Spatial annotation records
=====
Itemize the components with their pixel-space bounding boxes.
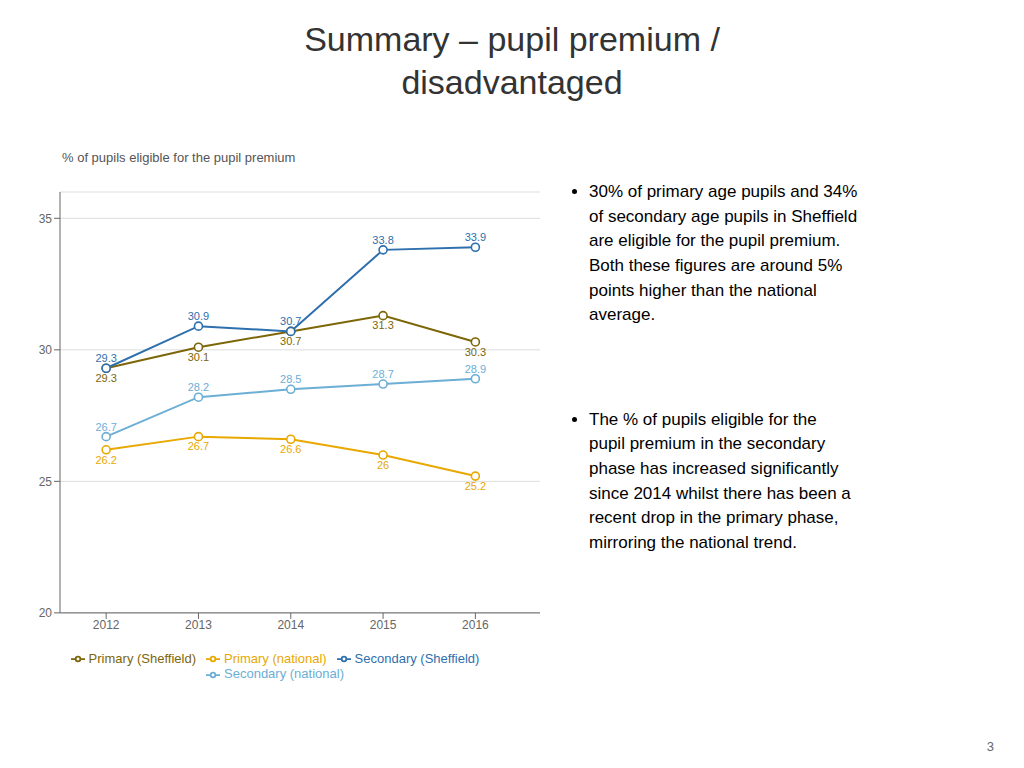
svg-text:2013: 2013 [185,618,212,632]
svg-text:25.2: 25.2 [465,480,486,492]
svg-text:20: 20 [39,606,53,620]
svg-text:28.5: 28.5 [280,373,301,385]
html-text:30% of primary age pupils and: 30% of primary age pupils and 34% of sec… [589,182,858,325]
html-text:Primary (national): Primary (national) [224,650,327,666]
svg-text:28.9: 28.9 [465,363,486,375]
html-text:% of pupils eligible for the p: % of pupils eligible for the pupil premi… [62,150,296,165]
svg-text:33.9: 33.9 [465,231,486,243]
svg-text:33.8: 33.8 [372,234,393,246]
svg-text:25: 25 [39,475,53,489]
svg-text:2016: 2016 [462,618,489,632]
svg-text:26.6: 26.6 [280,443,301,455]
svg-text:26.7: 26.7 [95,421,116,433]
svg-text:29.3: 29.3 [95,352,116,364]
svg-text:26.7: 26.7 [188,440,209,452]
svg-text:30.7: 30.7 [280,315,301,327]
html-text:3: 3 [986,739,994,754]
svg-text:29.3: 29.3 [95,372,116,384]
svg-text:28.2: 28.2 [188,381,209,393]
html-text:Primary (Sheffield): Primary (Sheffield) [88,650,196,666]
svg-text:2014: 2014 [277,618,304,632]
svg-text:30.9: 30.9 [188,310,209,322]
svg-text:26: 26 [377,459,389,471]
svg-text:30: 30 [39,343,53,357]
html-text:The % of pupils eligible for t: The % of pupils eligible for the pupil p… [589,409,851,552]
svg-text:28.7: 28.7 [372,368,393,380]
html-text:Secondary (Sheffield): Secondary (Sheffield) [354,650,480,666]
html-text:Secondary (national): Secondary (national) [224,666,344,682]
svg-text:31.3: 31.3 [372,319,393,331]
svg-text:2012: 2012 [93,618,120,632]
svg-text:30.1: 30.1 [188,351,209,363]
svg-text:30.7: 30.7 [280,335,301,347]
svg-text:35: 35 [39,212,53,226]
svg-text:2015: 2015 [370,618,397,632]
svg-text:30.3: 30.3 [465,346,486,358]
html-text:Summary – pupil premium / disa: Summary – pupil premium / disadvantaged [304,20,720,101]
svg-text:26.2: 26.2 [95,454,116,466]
=====
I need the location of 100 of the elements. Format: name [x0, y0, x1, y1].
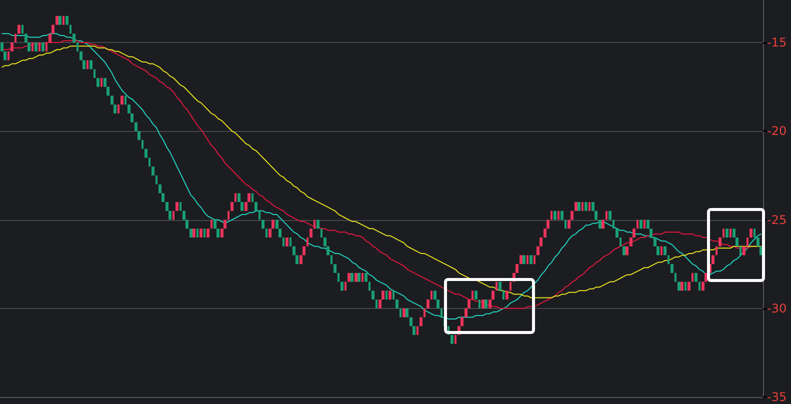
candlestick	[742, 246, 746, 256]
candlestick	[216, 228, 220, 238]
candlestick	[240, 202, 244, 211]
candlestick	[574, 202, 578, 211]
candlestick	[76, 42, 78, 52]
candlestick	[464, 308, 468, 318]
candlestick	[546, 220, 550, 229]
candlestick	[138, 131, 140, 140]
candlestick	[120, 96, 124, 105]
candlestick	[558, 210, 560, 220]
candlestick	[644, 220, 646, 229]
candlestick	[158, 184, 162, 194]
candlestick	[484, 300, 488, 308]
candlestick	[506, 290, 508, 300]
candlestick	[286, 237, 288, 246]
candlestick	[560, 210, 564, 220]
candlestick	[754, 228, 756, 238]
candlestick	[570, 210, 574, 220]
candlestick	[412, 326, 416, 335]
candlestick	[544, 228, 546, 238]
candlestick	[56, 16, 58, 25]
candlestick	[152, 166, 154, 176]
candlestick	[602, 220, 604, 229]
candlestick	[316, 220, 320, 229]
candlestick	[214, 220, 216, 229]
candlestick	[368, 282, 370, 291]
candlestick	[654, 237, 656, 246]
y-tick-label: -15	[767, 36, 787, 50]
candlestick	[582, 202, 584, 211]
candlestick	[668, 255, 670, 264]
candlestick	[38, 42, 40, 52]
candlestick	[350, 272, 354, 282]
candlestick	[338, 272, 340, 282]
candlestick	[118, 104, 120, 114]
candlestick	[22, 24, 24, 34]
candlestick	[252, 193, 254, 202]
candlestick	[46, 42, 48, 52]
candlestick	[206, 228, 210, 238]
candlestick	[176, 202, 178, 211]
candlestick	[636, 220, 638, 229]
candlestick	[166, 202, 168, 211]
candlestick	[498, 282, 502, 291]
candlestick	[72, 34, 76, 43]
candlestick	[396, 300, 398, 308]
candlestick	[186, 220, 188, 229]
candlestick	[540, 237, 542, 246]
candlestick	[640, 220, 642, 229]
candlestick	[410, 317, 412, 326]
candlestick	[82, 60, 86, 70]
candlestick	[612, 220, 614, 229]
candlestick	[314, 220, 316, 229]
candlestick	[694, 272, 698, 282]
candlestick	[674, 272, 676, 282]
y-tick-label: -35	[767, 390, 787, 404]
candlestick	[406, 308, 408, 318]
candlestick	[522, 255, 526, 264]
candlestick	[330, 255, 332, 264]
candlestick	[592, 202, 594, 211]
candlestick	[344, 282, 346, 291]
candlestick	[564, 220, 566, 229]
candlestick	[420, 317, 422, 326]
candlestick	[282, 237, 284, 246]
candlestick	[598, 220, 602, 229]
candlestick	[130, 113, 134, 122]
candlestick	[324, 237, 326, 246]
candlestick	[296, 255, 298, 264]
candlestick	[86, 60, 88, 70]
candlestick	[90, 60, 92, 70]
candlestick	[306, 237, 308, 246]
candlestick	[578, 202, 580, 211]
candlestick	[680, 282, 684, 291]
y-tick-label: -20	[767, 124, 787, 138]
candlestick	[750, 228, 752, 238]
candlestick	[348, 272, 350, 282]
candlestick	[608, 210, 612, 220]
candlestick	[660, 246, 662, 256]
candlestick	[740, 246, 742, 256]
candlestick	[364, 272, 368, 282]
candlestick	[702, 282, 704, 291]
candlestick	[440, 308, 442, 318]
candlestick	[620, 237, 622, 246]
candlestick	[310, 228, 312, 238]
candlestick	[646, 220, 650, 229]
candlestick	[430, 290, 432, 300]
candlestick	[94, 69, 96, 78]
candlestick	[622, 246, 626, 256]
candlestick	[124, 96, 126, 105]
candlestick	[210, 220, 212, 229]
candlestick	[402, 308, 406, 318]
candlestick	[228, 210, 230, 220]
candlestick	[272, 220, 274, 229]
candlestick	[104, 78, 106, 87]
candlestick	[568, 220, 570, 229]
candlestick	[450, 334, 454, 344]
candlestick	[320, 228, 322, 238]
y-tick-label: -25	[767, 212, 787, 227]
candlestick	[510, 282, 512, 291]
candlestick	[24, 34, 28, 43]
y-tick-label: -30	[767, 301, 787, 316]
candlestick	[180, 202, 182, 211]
=====
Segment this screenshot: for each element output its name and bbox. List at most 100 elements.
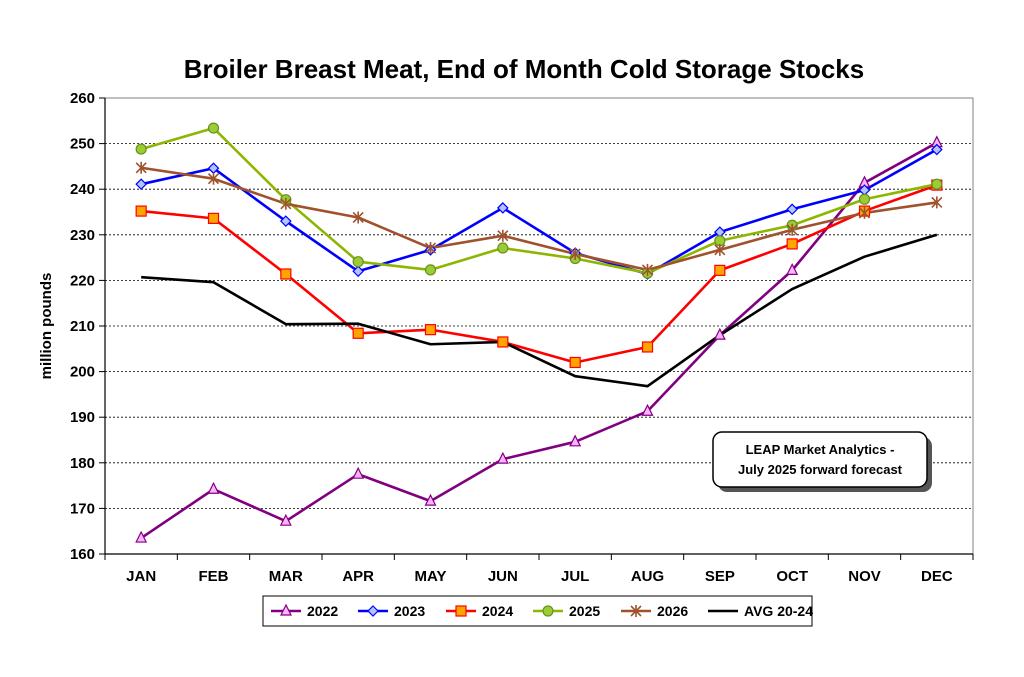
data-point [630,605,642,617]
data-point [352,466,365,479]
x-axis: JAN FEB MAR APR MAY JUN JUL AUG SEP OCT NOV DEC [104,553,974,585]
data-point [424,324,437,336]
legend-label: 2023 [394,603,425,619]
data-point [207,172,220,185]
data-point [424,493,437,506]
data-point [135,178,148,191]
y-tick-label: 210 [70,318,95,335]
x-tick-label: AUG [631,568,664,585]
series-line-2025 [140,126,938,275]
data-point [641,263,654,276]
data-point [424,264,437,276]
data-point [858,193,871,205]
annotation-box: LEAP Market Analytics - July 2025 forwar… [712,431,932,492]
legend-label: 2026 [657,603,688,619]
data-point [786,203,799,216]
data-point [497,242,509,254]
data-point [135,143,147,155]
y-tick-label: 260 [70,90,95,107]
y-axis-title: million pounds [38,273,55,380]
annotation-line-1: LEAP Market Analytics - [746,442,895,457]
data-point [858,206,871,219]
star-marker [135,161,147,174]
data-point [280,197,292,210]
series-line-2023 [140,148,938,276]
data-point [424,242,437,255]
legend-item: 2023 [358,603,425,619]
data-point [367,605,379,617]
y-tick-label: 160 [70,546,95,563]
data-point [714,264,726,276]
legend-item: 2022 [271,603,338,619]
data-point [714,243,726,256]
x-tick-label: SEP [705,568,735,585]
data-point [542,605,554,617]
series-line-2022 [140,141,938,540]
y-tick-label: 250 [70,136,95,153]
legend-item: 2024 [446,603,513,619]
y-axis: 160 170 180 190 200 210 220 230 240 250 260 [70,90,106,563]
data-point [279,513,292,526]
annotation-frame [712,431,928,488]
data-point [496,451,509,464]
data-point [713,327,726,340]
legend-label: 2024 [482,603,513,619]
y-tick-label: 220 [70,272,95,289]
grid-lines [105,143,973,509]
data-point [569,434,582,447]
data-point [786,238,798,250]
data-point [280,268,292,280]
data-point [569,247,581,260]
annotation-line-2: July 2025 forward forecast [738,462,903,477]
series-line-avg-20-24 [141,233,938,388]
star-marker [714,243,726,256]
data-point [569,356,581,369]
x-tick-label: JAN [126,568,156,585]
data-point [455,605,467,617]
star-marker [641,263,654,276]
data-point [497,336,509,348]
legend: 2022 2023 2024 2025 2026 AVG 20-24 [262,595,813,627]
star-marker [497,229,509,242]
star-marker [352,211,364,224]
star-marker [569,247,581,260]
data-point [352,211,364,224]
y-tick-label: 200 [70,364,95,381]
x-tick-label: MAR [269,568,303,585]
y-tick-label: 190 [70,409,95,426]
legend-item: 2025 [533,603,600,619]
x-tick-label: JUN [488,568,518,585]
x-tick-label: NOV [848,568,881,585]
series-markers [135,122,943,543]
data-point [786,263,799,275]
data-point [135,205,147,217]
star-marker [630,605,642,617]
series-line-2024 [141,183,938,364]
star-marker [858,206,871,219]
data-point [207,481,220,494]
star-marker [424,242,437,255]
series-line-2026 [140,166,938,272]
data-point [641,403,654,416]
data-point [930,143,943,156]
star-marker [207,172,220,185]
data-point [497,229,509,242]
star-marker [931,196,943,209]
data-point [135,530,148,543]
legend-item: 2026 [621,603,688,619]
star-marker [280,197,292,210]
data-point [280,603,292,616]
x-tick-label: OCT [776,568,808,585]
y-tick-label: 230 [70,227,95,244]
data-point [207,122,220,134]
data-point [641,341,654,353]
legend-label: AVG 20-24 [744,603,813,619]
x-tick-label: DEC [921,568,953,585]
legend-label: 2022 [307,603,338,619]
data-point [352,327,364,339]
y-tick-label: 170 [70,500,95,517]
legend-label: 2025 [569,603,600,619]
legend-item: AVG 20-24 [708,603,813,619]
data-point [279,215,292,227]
=====
■ **What the exercise asks**
Rewrite the records starting at the line that contains "Itemize the components" and ending at the line that contains "svg-text:26.2: 26.2 [95,454,116,466]", substituting "Leeds" for every "Sheffield" and keeping everything else the same. Leave the picture out.

■ **Expected answer**
Itemize the components with their pixel-space bounding boxes.
svg-text:2013: 2013 [185,618,212,632]
svg-text:25.2: 25.2 [465,480,486,492]
svg-text:20: 20 [39,606,53,620]
svg-text:28.5: 28.5 [280,373,301,385]
html-text:30% of primary age pupils and: 30% of primary age pupils and 34% of sec… [589,182,858,325]
html-text:Primary (national): Primary (national) [224,650,327,666]
svg-text:28.9: 28.9 [465,363,486,375]
html-text:% of pupils eligible for the p: % of pupils eligible for the pupil premi… [62,150,296,165]
svg-text:33.9: 33.9 [465,231,486,243]
svg-text:33.8: 33.8 [372,234,393,246]
svg-text:25: 25 [39,475,53,489]
svg-text:2016: 2016 [462,618,489,632]
svg-text:26.6: 26.6 [280,443,301,455]
svg-text:26.7: 26.7 [95,421,116,433]
svg-text:29.3: 29.3 [95,352,116,364]
svg-text:26.7: 26.7 [188,440,209,452]
svg-text:30.7: 30.7 [280,315,301,327]
html-text:3: 3 [986,739,994,754]
svg-text:29.3: 29.3 [95,372,116,384]
svg-text:28.2: 28.2 [188,381,209,393]
html-text:Primary (Leeds): Primary (Leeds) [88,650,196,666]
svg-text:2014: 2014 [277,618,304,632]
svg-text:30.9: 30.9 [188,310,209,322]
svg-text:26: 26 [377,459,389,471]
svg-text:30: 30 [39,343,53,357]
html-text:The % of pupils eligible for t: The % of pupils eligible for the pupil p… [589,409,851,552]
svg-text:28.7: 28.7 [372,368,393,380]
html-text:Secondary (Leeds): Secondary (Leeds) [354,650,480,666]
html-text:Secondary (national): Secondary (national) [224,666,344,682]
svg-text:31.3: 31.3 [372,319,393,331]
svg-text:2012: 2012 [93,618,120,632]
svg-text:30.1: 30.1 [188,351,209,363]
svg-text:30.7: 30.7 [280,335,301,347]
svg-text:35: 35 [39,212,53,226]
svg-text:2015: 2015 [370,618,397,632]
svg-text:30.3: 30.3 [465,346,486,358]
html-text:Summary – pupil premium / disa: Summary – pupil premium / disadvantaged [304,20,720,101]
svg-text:26.2: 26.2 [95,454,116,466]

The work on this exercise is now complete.